Search the data for the string "avis" and extract every line where it appears.

___ SOURCE MATERIAL

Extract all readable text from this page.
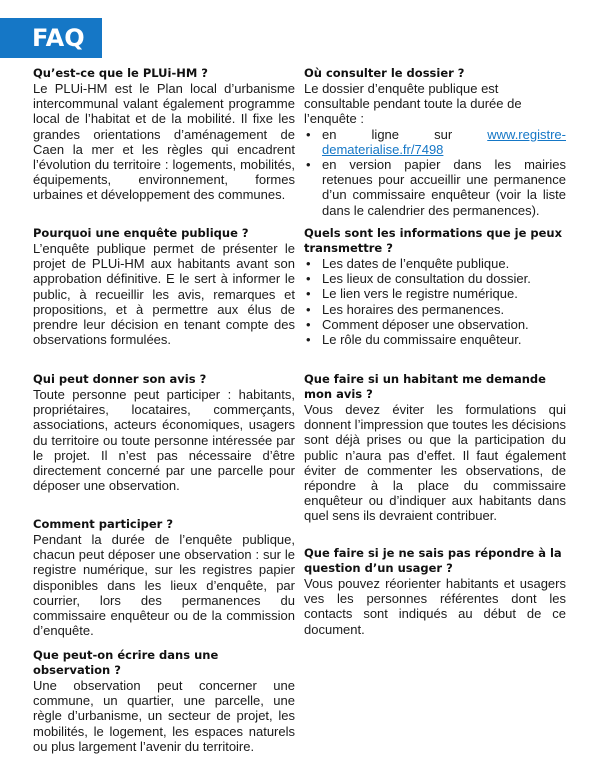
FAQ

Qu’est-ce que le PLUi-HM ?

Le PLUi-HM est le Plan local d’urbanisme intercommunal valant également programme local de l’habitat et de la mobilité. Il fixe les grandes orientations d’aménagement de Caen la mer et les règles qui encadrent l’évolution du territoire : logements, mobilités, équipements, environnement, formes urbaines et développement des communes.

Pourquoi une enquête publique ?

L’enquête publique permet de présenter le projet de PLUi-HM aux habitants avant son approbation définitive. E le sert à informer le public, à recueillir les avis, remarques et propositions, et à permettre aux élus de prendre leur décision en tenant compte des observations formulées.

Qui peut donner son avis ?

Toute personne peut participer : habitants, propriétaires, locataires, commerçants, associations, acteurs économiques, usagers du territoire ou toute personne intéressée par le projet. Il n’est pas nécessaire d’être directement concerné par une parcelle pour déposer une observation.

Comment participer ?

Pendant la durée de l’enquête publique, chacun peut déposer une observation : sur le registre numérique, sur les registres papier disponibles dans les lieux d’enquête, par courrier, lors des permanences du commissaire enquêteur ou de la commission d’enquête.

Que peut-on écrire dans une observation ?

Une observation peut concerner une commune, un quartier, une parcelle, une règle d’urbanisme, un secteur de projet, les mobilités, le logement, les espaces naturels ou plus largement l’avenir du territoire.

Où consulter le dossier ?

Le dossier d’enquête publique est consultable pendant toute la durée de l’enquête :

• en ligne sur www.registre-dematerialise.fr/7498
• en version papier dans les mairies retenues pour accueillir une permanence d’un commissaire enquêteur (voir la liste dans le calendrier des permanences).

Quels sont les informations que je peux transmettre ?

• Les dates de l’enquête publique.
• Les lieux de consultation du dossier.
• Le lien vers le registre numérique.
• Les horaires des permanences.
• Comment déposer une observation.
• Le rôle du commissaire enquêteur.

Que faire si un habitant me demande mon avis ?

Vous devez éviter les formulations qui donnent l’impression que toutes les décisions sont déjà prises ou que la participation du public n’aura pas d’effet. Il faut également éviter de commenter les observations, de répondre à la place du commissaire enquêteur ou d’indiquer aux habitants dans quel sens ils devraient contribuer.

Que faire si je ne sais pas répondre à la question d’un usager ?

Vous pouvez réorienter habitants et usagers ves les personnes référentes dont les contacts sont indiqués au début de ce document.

______

## TASK SOLUTION
L’enquête publique permet de présenter le projet de PLUi-HM aux habitants avant son approbation définitive. E le sert à informer le public, à recueillir les avis, remarques et propositions, et à permettre aux élus de prendre leur décision en tenant compte des observations formulées.
Qui peut donner son avis ?
Que faire si un habitant me demande mon avis ?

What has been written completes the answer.